— Start of Input data —

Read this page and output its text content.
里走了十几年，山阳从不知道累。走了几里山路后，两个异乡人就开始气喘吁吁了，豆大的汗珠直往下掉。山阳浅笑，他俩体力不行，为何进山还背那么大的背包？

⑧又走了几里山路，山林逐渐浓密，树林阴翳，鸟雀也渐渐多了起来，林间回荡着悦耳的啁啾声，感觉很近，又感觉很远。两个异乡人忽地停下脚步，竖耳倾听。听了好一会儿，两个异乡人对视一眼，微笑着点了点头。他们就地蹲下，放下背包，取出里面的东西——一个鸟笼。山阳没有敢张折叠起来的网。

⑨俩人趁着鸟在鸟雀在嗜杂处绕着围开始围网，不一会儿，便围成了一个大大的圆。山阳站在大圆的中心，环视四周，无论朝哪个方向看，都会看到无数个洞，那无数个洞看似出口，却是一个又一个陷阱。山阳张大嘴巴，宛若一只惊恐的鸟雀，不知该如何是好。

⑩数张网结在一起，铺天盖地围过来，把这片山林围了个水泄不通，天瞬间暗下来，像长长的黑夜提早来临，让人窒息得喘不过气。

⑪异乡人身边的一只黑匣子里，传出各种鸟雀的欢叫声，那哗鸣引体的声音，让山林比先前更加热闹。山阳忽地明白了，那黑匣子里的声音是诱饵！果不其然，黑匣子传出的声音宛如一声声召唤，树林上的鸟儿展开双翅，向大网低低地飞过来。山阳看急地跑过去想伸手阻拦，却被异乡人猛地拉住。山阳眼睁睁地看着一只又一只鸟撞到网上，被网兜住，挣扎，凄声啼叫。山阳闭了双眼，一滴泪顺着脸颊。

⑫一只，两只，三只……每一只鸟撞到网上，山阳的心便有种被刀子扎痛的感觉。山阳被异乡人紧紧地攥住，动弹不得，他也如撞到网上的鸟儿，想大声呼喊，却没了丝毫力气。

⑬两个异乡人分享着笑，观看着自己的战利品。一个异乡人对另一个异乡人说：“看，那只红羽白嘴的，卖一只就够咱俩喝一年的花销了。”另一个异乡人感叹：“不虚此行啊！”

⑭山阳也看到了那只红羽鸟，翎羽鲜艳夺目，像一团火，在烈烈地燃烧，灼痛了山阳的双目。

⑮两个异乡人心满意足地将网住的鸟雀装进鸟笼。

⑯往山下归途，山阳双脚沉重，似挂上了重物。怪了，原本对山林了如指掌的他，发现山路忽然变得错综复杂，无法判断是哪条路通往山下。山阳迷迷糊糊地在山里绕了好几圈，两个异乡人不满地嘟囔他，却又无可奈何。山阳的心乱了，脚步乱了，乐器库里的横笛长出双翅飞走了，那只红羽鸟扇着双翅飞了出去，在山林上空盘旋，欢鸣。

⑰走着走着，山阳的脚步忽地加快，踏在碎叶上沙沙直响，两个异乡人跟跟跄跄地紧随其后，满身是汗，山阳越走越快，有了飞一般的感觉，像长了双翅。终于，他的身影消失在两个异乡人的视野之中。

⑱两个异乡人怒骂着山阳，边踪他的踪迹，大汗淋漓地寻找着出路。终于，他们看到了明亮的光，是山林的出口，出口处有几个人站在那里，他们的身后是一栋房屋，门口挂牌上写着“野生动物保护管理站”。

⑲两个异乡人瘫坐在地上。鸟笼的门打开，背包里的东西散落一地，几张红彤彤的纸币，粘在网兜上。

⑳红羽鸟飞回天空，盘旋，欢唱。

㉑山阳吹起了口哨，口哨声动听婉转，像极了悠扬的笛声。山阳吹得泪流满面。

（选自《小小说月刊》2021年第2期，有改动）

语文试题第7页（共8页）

— End of Input data —

**Requirement:**
Quote each line above in full, word for word.

**Response to this task:**
Read this page and output its text content.
里走了十几年，山阳从不知道累。走了几里山路后，两个异乡人就开始气喘吁吁了，豆大的汗珠直往下掉。山阳浅笑，他俩体力不行，为何进山还背那么大的背包？

⑧又走了几里山路，山林逐渐浓密，树林阴翳，鸟雀也渐渐多了起来，林间回荡着悦耳的啁啾声，感觉很近，又感觉很远。两个异乡人忽地停下脚步，竖耳倾听。听了好一会儿，两个异乡人对视一眼，微笑着点了点头。他们就地蹲下，放下背包，取出里面的东西——一个鸟笼。山阳没有敢张折叠起来的网。

⑨俩人趁着鸟在鸟雀在嗜杂处绕着围开始围网，不一会儿，便围成了一个大大的圆。山阳站在大圆的中心，环视四周，无论朝哪个方向看，都会看到无数个洞，那无数个洞看似出口，却是一个又一个陷阱。山阳张大嘴巴，宛若一只惊恐的鸟雀，不知该如何是好。

⑩数张网结在一起，铺天盖地围过来，把这片山林围了个水泄不通，天瞬间暗下来，像长长的黑夜提早来临，让人窒息得喘不过气。

⑪异乡人身边的一只黑匣子里，传出各种鸟雀的欢叫声，那哗鸣引体的声音，让山林比先前更加热闹。山阳忽地明白了，那黑匣子里的声音是诱饵！果不其然，黑匣子传出的声音宛如一声声召唤，树林上的鸟儿展开双翅，向大网低低地飞过来。山阳看急地跑过去想伸手阻拦，却被异乡人猛地拉住。山阳眼睁睁地看着一只又一只鸟撞到网上，被网兜住，挣扎，凄声啼叫。山阳闭了双眼，一滴泪顺着脸颊。

⑫一只，两只，三只……每一只鸟撞到网上，山阳的心便有种被刀子扎痛的感觉。山阳被异乡人紧紧地攥住，动弹不得，他也如撞到网上的鸟儿，想大声呼喊，却没了丝毫力气。

⑬两个异乡人分享着笑，观看着自己的战利品。一个异乡人对另一个异乡人说：“看，那只红羽白嘴的，卖一只就够咱俩喝一年的花销了。”另一个异乡人感叹：“不虚此行啊！”

⑭山阳也看到了那只红羽鸟，翎羽鲜艳夺目，像一团火，在烈烈地燃烧，灼痛了山阳的双目。

⑮两个异乡人心满意足地将网住的鸟雀装进鸟笼。

⑯往山下归途，山阳双脚沉重，似挂上了重物。怪了，原本对山林了如指掌的他，发现山路忽然变得错综复杂，无法判断是哪条路通往山下。山阳迷迷糊糊地在山里绕了好几圈，两个异乡人不满地嘟囔他，却又无可奈何。山阳的心乱了，脚步乱了，乐器库里的横笛长出双翅飞走了，那只红羽鸟扇着双翅飞了出去，在山林上空盘旋，欢鸣。

⑰走着走着，山阳的脚步忽地加快，踏在碎叶上沙沙直响，两个异乡人跟跟跄跄地紧随其后，满身是汗，山阳越走越快，有了飞一般的感觉，像长了双翅。终于，他的身影消失在两个异乡人的视野之中。

⑱两个异乡人怒骂着山阳，边踪他的踪迹，大汗淋漓地寻找着出路。终于，他们看到了明亮的光，是山林的出口，出口处有几个人站在那里，他们的身后是一栋房屋，门口挂牌上写着“野生动物保护管理站”。

⑲两个异乡人瘫坐在地上。鸟笼的门打开，背包里的东西散落一地，几张红彤彤的纸币，粘在网兜上。

⑳红羽鸟飞回天空，盘旋，欢唱。

㉑山阳吹起了口哨，口哨声动听婉转，像极了悠扬的笛声。山阳吹得泪流满面。

（选自《小小说月刊》2021年第2期，有改动）

语文试题第7页（共8页）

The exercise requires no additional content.